_Excerpted text:_
Wore this today on a great morning dive. I'm a newbie diver but plan to rotate my divers to give them all time under water. The orange dial easily visible at 16m and the bezel action great. Worked a treat. I'm also loving it on NATO.









Sent from my iPhone using Tapatalk


----------



## TimeBomb (Mar 23, 2012)

GWFAMI said:


> Licensed and used to dive, but haven't for a while, not much divable water in Kansas.


I'm with ya...NAUI certified in 1979/Master Diver 1981...Been land locked for past ten years in New Mexico. Done some lakes and natural deep springs, but not the same as the Northern California off shore waters.


----------



## haoletuna (Mar 5, 2013)

Dove for 20+ years but retired now. Here's pic of myself from 45 years ago.

View attachment img011.pdf


----------



## RUDEE (Feb 1, 2013)

No, love the watch for the functionality and the cool colors.


----------



## raccoon17 (Jan 22, 2012)

In August Ive become the Open Water Diver  , sadly my Doxa Sub 300T came 2 months after.


----------



## mwaldie (Mar 25, 2013)

jean-michel said:


> I would be interested to know the number of divers among Doxa owners


Certified since a young age and heading to British Virgin Islands for a diving trip in the spring 2016.


----------



## stumpovich (Dec 15, 2013)

I dive but don't wear DOXA yet. It's on the list though. My collection is kind of overwhelmed with divers -- I wonder how I should branch out. Or maybe just embrace it.


----------



## EJMRD (Nov 29, 2011)

No but always wanted to


----------



## bruy (Jun 4, 2015)

_Task to carry out:_
Reproduce the Doxa diving thread from "I'm with ya...NAUI" up to and including "off shore waters.", word for word.

_Entries shown:_
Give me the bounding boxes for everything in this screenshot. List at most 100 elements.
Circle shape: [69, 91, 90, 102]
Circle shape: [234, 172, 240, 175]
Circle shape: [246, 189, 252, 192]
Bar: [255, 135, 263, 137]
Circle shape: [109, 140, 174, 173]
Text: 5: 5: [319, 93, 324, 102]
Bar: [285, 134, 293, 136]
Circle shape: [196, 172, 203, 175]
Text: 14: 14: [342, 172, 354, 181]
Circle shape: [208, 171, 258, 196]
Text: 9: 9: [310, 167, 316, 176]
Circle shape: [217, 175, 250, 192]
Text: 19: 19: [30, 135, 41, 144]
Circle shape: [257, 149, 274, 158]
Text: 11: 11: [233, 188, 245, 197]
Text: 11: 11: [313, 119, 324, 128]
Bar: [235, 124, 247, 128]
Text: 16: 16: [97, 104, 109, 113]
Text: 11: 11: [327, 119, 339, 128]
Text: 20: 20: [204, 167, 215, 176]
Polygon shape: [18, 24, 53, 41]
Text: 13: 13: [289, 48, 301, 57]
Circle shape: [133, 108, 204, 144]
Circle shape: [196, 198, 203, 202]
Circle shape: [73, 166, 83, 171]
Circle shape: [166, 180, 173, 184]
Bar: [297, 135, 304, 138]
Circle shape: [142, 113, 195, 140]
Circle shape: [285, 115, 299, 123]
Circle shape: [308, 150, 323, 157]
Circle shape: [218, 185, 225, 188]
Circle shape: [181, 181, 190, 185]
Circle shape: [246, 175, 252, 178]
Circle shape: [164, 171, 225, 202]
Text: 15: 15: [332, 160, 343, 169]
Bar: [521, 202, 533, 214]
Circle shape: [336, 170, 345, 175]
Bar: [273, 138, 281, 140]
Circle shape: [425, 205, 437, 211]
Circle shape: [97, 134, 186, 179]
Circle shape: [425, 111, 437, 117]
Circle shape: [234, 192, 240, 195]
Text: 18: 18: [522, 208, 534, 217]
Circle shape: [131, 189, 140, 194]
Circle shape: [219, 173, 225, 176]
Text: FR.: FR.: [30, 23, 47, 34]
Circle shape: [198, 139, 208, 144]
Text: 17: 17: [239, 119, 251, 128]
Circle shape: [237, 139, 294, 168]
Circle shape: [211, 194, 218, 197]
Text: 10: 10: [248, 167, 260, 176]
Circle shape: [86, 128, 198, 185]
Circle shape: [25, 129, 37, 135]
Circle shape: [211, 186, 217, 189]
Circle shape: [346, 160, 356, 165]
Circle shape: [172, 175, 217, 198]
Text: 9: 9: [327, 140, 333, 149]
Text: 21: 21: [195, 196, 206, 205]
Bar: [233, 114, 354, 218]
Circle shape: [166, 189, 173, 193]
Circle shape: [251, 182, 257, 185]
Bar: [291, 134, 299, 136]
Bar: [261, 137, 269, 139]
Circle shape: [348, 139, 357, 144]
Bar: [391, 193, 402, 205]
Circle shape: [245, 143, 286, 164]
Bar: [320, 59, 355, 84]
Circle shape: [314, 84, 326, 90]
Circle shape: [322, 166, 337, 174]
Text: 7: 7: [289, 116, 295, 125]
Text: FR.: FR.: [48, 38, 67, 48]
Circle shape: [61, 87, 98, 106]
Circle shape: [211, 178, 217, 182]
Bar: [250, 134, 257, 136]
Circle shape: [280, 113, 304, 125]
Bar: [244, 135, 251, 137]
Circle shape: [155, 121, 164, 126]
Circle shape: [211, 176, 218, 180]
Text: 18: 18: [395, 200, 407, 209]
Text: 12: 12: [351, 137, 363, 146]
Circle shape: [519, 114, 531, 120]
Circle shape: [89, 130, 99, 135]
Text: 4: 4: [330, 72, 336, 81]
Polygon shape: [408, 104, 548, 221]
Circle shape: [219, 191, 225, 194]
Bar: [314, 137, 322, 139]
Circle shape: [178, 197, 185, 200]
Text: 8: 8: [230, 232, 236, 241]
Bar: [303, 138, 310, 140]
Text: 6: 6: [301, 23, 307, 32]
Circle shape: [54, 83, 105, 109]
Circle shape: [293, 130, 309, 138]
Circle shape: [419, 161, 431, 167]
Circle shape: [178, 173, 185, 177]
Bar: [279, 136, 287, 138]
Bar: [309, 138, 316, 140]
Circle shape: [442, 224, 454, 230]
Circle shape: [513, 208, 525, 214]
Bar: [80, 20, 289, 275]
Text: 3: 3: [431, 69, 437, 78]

_Final result:_
I'm with ya...NAUI certified in 1979/Master Diver 1981...Been land locked for past ten years in New Mexico. Done some lakes and natural deep springs, but not the same as the Northern California off shore waters.